■ RECORD EXTRACTS:

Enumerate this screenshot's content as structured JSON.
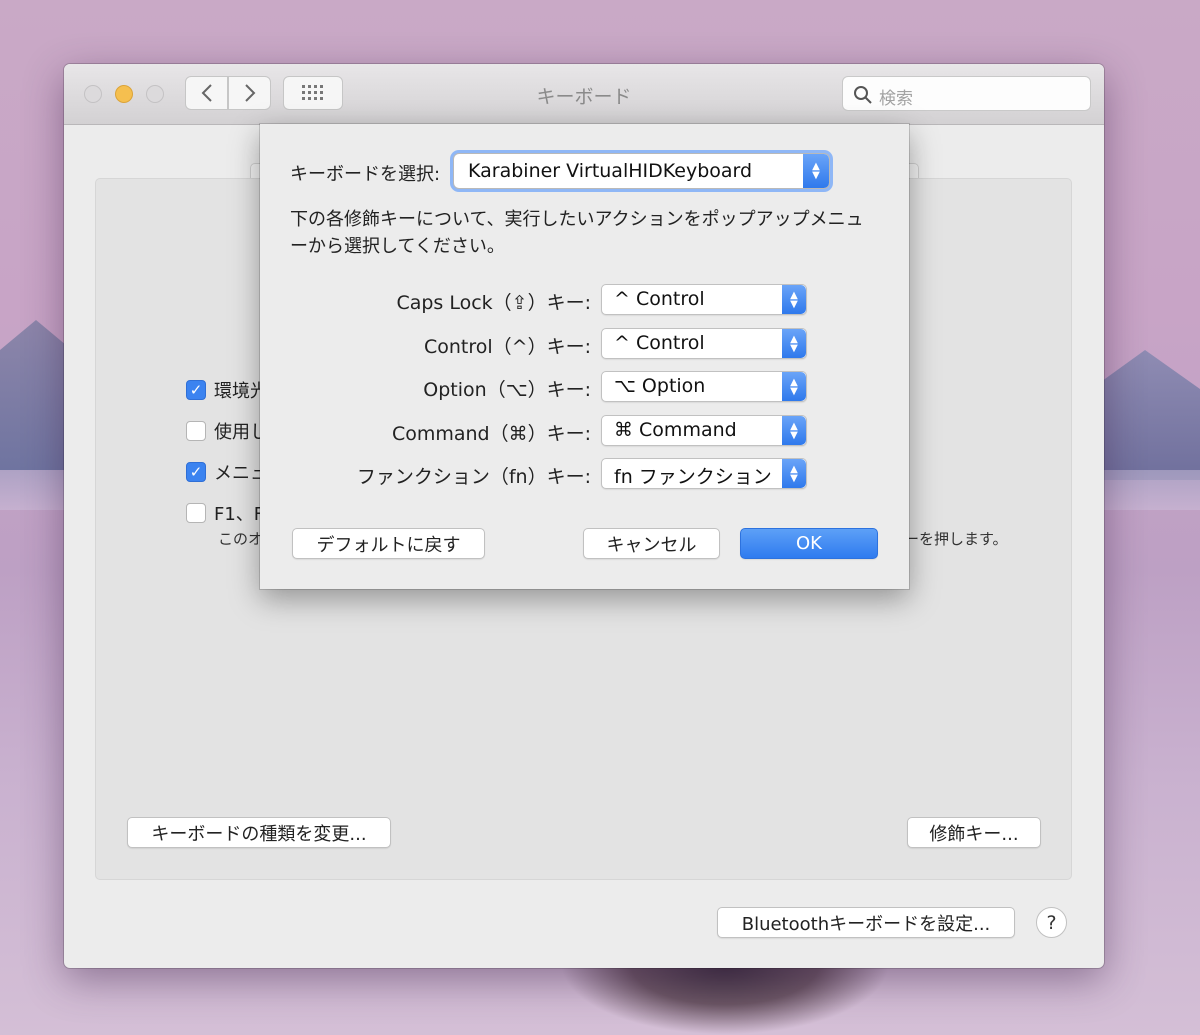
{
  "window": {
    "title": "キーボード",
    "search_placeholder": "検索",
    "nav": {
      "back": "‹",
      "forward": "›",
      "grid": "⋮⋮⋮"
    }
  },
  "background_options": [
    {
      "label": "環境光",
      "checked": true
    },
    {
      "label": "使用し",
      "checked": false
    },
    {
      "label": "メニュ",
      "checked": true
    },
    {
      "label": "F1、F",
      "checked": false
    }
  ],
  "background_note_left": "このオ",
  "background_note_right": "ーを押します。",
  "buttons": {
    "change_type": "キーボードの種類を変更...",
    "modifier_keys": "修飾キー...",
    "bluetooth": "Bluetoothキーボードを設定...",
    "help": "?"
  },
  "sheet": {
    "keyboard_label": "キーボードを選択:",
    "keyboard_value": "Karabiner VirtualHIDKeyboard",
    "description": "下の各修飾キーについて、実行したいアクションをポップアップメニューから選択してください。",
    "modifiers": [
      {
        "label": "Caps Lock（⇪）キー:",
        "value": "^ Control"
      },
      {
        "label": "Control（^）キー:",
        "value": "^ Control"
      },
      {
        "label": "Option（⌥）キー:",
        "value": "⌥ Option"
      },
      {
        "label": "Command（⌘）キー:",
        "value": "⌘ Command"
      },
      {
        "label": "ファンクション（fn）キー:",
        "value": "fn ファンクション"
      }
    ],
    "restore_defaults": "デフォルトに戻す",
    "cancel": "キャンセル",
    "ok": "OK"
  },
  "colors": {
    "accent": "#3b83f0",
    "traffic_min": "#f5bf4f"
  }
}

■ WORK TO COMPLETE:
Set the data above down again exactly as given, with no pictures.

■ EXERCISE RESULT:
Enumerate this screenshot's content as structured JSON.
{
  "window": {
    "title": "キーボード",
    "search_placeholder": "検索",
    "nav": {
      "back": "‹",
      "forward": "›",
      "grid": "⋮⋮⋮"
    }
  },
  "background_options": [
    {
      "label": "環境光",
      "checked": true
    },
    {
      "label": "使用し",
      "checked": false
    },
    {
      "label": "メニュ",
      "checked": true
    },
    {
      "label": "F1、F",
      "checked": false
    }
  ],
  "background_note_left": "このオ",
  "background_note_right": "ーを押します。",
  "buttons": {
    "change_type": "キーボードの種類を変更...",
    "modifier_keys": "修飾キー...",
    "bluetooth": "Bluetoothキーボードを設定...",
    "help": "?"
  },
  "sheet": {
    "keyboard_label": "キーボードを選択:",
    "keyboard_value": "Karabiner VirtualHIDKeyboard",
    "description": "下の各修飾キーについて、実行したいアクションをポップアップメニューから選択してください。",
    "modifiers": [
      {
        "label": "Caps Lock（⇪）キー:",
        "value": "^ Control"
      },
      {
        "label": "Control（^）キー:",
        "value": "^ Control"
      },
      {
        "label": "Option（⌥）キー:",
        "value": "⌥ Option"
      },
      {
        "label": "Command（⌘）キー:",
        "value": "⌘ Command"
      },
      {
        "label": "ファンクション（fn）キー:",
        "value": "fn ファンクション"
      }
    ],
    "restore_defaults": "デフォルトに戻す",
    "cancel": "キャンセル",
    "ok": "OK"
  },
  "colors": {
    "accent": "#3b83f0",
    "traffic_min": "#f5bf4f"
  }
}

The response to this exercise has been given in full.